§ Given problem:
Could you render every line of the records below as a Markdown table with the columns "Row" and "Line," numbering the rows and skipping blank lines? Leave the pictures out.

==========

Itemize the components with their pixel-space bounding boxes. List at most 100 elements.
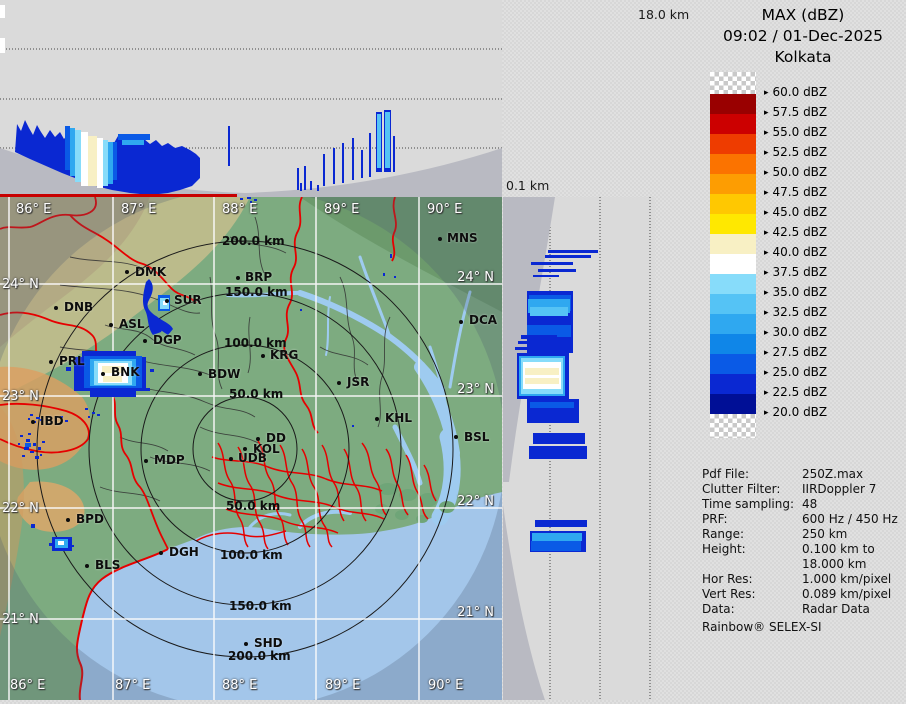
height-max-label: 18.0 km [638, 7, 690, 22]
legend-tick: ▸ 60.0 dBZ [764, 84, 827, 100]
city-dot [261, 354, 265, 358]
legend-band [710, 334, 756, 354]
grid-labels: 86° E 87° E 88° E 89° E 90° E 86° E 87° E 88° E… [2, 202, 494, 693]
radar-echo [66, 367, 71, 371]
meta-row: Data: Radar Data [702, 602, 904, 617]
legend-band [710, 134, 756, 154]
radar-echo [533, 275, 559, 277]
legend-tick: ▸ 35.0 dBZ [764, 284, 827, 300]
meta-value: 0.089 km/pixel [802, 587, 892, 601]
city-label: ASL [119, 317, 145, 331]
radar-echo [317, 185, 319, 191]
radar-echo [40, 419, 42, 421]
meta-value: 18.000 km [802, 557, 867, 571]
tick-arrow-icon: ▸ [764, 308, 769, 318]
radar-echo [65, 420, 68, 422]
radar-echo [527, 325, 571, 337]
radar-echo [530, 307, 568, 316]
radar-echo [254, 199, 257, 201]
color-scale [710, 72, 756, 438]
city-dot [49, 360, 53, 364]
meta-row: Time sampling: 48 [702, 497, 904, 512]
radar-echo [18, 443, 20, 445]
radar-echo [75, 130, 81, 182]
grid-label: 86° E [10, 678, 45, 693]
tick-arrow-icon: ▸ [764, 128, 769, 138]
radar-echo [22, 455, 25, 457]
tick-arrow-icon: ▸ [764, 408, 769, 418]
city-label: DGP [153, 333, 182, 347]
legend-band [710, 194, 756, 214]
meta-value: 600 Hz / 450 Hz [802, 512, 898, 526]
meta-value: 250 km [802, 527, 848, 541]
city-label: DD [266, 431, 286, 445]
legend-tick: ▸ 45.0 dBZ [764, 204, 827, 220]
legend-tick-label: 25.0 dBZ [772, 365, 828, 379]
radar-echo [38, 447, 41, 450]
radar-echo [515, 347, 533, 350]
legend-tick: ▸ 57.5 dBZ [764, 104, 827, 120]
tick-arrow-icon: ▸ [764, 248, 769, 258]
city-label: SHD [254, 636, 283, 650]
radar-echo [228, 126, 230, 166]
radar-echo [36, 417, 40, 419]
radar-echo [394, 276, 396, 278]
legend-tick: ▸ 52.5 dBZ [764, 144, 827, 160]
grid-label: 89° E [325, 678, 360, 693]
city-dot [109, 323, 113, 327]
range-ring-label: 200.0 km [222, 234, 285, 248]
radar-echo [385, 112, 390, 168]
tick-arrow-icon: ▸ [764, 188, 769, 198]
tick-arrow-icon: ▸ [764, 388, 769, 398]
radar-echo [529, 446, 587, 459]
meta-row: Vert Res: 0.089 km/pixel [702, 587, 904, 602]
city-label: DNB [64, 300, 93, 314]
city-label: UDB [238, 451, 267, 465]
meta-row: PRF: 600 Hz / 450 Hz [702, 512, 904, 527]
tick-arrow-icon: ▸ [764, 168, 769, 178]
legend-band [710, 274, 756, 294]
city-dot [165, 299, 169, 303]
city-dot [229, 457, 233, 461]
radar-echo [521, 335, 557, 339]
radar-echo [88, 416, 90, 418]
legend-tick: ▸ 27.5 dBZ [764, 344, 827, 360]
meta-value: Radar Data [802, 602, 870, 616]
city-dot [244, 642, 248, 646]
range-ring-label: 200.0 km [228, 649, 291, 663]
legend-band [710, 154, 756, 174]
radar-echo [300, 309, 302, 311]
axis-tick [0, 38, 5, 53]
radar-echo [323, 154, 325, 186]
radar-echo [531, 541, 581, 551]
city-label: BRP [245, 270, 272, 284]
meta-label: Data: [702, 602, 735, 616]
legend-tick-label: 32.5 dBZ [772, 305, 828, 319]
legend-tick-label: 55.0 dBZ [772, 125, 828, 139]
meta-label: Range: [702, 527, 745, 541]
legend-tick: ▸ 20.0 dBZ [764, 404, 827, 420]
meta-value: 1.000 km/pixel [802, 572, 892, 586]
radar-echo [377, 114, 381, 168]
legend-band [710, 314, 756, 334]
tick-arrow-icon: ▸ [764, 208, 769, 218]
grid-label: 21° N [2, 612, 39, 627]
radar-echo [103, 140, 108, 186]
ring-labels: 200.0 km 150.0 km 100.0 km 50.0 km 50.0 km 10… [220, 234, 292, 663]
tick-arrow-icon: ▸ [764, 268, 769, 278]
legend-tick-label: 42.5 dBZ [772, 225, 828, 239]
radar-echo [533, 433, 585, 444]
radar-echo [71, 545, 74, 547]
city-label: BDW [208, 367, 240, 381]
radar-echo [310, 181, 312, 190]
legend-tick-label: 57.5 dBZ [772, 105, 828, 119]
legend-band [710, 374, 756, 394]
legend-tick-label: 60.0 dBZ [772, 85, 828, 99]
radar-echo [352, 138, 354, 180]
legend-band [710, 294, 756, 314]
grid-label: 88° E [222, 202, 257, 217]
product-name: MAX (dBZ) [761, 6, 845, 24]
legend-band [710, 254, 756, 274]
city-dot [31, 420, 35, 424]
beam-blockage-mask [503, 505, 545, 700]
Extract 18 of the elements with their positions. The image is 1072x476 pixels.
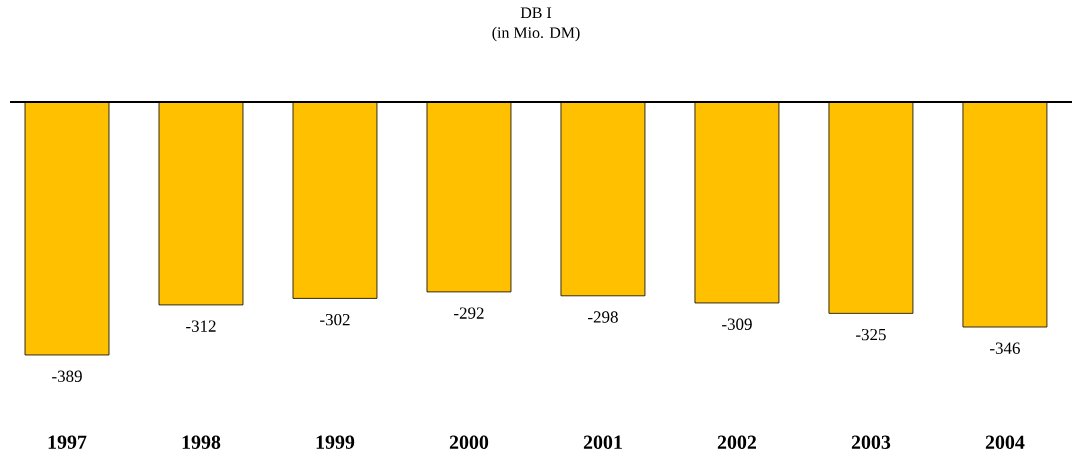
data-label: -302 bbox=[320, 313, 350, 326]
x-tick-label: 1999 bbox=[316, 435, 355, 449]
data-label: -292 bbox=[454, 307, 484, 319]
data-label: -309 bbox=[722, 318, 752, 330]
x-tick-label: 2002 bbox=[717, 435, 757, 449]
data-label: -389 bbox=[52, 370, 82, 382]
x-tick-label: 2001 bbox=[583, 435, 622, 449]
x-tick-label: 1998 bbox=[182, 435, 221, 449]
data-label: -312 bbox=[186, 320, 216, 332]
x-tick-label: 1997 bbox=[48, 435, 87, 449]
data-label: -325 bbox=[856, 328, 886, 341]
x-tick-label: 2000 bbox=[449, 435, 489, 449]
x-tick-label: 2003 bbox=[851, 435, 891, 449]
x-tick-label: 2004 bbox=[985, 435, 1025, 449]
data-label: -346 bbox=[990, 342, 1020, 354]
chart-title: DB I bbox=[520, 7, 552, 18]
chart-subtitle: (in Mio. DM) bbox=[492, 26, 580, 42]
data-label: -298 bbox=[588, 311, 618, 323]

==========

§ Result below:
| Row | Line |
|---|---|
| 1 | Itemize the components with their pixel-space bounding boxes. List at most 100 elements. |
| 2 | height-max-label: 18.0 km [638, 7, 690, 22] |
| 3 | legend-tick: ▸ 60.0 dBZ [764, 84, 827, 100] |
| 4 | city-dot [261, 354, 265, 358] |
| 5 | legend-band [710, 334, 756, 354] |
| 6 | grid-labels: 86° E 87° E 88° E 89° E 90° E 86° E 87° E 88° E… [2, 202, 494, 693] |
| 7 | radar-echo [66, 367, 71, 371] |
| 8 | meta-row: Data: Radar Data [702, 602, 904, 617] |
| 9 | legend-band [710, 134, 756, 154] |
| 10 | radar-echo [533, 275, 559, 277] |
| 11 | legend-tick: ▸ 35.0 dBZ [764, 284, 827, 300] |
| 12 | meta-value: 0.089 km/pixel [802, 587, 892, 601] |
| 13 | city-label: ASL [119, 317, 145, 331] |
| 14 | radar-echo [317, 185, 319, 191] |
| 15 | radar-echo [40, 419, 42, 421] |
| 16 | meta-value: 18.000 km [802, 557, 867, 571] |
| 17 | tick-arrow-icon: ▸ [764, 308, 769, 318] |
| 18 | radar-echo [65, 420, 68, 422] |
| 19 | radar-echo [527, 325, 571, 337] |
| 20 | radar-echo [530, 307, 568, 316] |
| 21 | radar-echo [254, 199, 257, 201] |
| 22 | color-scale [710, 72, 756, 438] |
| 23 | city-dot [49, 360, 53, 364] |
| 24 | meta-row: Time sampling: 48 [702, 497, 904, 512] |
| 25 | radar-echo [18, 443, 20, 445] |
| 26 | radar-echo [75, 130, 81, 182] |
| 27 | grid-label: 86° E [10, 678, 45, 693] |
| 28 | tick-arrow-icon: ▸ [764, 128, 769, 138] |
| 29 | radar-echo [22, 455, 25, 457] |
| 30 | tick-arrow-icon: ▸ [764, 408, 769, 418] |
| 31 | city-label: DGP [153, 333, 182, 347] |
| 32 | legend-band [710, 194, 756, 214] |
| 33 | meta-value: 600 Hz / 450 Hz [802, 512, 898, 526] |
| 34 | meta-value: 250 km [802, 527, 848, 541] |
| 35 | city-label: DD [266, 431, 286, 445] |
| 36 | legend-tick: ▸ 45.0 dBZ [764, 204, 827, 220] |
| 37 | legend-tick-label: 25.0 dBZ [772, 365, 828, 379] |
| 38 | radar-echo [38, 447, 41, 450] |
| 39 | radar-echo [515, 347, 533, 350] |
| 40 | legend-tick: ▸ 57.5 dBZ [764, 104, 827, 120] |
| 41 | tick-arrow-icon: ▸ [764, 248, 769, 258] |
| 42 | city-label: SHD [254, 636, 283, 650] |
| 43 | radar-echo [228, 126, 230, 166] |
| 44 | radar-echo [36, 417, 40, 419] |
| 45 | radar-echo [394, 276, 396, 278] |
| 46 | legend-tick: ▸ 52.5 dBZ [764, 144, 827, 160] |
| 47 | grid-label: 89° E [325, 678, 360, 693] |
| 48 | city-dot [109, 323, 113, 327] |
| 49 | range-ring-label: 200.0 km [222, 234, 285, 248] |
| 50 | radar-echo [385, 112, 390, 168] |
| 51 | tick-arrow-icon: ▸ [764, 188, 769, 198] |
| 52 | tick-arrow-icon: ▸ [764, 388, 769, 398] |
| 53 | radar-echo [529, 446, 587, 459] |
| 54 | meta-row: Vert Res: 0.089 km/pixel [702, 587, 904, 602] |
| 55 | city-label: DNB [64, 300, 93, 314] |
| 56 | city-label: UDB [238, 451, 267, 465] |
| 57 | meta-row: PRF: 600 Hz / 450 Hz [702, 512, 904, 527] |
| 58 | tick-arrow-icon: ▸ [764, 168, 769, 178] |
| 59 | legend-band [710, 274, 756, 294] |
| 60 | city-dot [165, 299, 169, 303] |
| 61 | city-dot [229, 457, 233, 461] |
| 62 | radar-echo [521, 335, 557, 339] |
| 63 | radar-echo [88, 416, 90, 418] |
| 64 | legend-tick: ▸ 27.5 dBZ [764, 344, 827, 360] |
| 65 | meta-value: Radar Data [802, 602, 870, 616] |
| 66 | city-dot [244, 642, 248, 646] |
| 67 | range-ring-label: 200.0 km [228, 649, 291, 663] |
| 68 | legend-band [710, 154, 756, 174] |
| 69 | radar-echo [300, 309, 302, 311] |
| 70 | axis-tick [0, 38, 5, 53] |
| 71 | radar-echo [323, 154, 325, 186] |
| 72 | radar-echo [531, 541, 581, 551] |
| 73 | city-label: BRP [245, 270, 272, 284] |
| 74 | meta-label: Data: [702, 602, 735, 616] |
| 75 | legend-tick-label: 32.5 dBZ [772, 305, 828, 319] |
| 76 | legend-tick-label: 55.0 dBZ [772, 125, 828, 139] |
| 77 | meta-label: Range: [702, 527, 745, 541] |
| 78 | legend-tick: ▸ 20.0 dBZ [764, 404, 827, 420] |
| 79 | meta-value: 1.000 km/pixel [802, 572, 892, 586] |
| 80 | radar-echo [377, 114, 381, 168] |
| 81 | legend-band [710, 314, 756, 334] |
| 82 | tick-arrow-icon: ▸ [764, 208, 769, 218] |
| 83 | grid-label: 21° N [2, 612, 39, 627] |
| 84 | radar-echo [103, 140, 108, 186] |
| 85 | ring-labels: 200.0 km 150.0 km 100.0 km 50.0 km 50.0 km 10… [220, 234, 292, 663] |
| 86 | tick-arrow-icon: ▸ [764, 268, 769, 278] |
| 87 | legend-tick-label: 42.5 dBZ [772, 225, 828, 239] |
| 88 | radar-echo [533, 433, 585, 444] |
| 89 | radar-echo [71, 545, 74, 547] |
| 90 | city-label: BDW [208, 367, 240, 381] |
| 91 | radar-echo [310, 181, 312, 190] |
| 92 | legend-tick-label: 57.5 dBZ [772, 105, 828, 119] |
| 93 | legend-band [710, 374, 756, 394] |
| 94 | legend-tick-label: 60.0 dBZ [772, 85, 828, 99] |
| 95 | radar-echo [352, 138, 354, 180] |
| 96 | legend-band [710, 294, 756, 314] |
| 97 | grid-label: 88° E [222, 202, 257, 217] |
| 98 | product-name: MAX (dBZ) [761, 6, 845, 24] |
| 99 | legend-band [710, 254, 756, 274] |
| 100 | city-dot [31, 420, 35, 424] |
| 101 | beam-blockage-mask [503, 505, 545, 700] |
| 102 | Extract 18 of the elements with their positions. The image is 1072x476 pixels. |
| 103 | data-label: -302 bbox=[320, 313, 350, 326] |
| 104 | x-tick-label: 1999 bbox=[316, 435, 355, 449] |
| 105 | data-label: -292 bbox=[454, 307, 484, 319] |
| 106 | data-label: -309 bbox=[722, 318, 752, 330] |
| 107 | x-tick-label: 2002 bbox=[717, 435, 757, 449] |
| 108 | data-label: -389 bbox=[52, 370, 82, 382] |
| 109 | x-tick-label: 2001 bbox=[583, 435, 622, 449] |
| 110 | x-tick-label: 1998 bbox=[182, 435, 221, 449] |
| 111 | data-label: -312 bbox=[186, 320, 216, 332] |
| 112 | x-tick-label: 1997 bbox=[48, 435, 87, 449] |
| 113 | data-label: -325 bbox=[856, 328, 886, 341] |
| 114 | x-tick-label: 2000 bbox=[449, 435, 489, 449] |
| 115 | x-tick-label: 2003 bbox=[851, 435, 891, 449] |
| 116 | x-tick-label: 2004 bbox=[985, 435, 1025, 449] |
| 117 | data-label: -346 bbox=[990, 342, 1020, 354] |
| 118 | chart-title: DB I bbox=[520, 7, 552, 18] |
| 119 | chart-subtitle: (in Mio. DM) bbox=[492, 26, 580, 42] |
| 120 | data-label: -298 bbox=[588, 311, 618, 323] |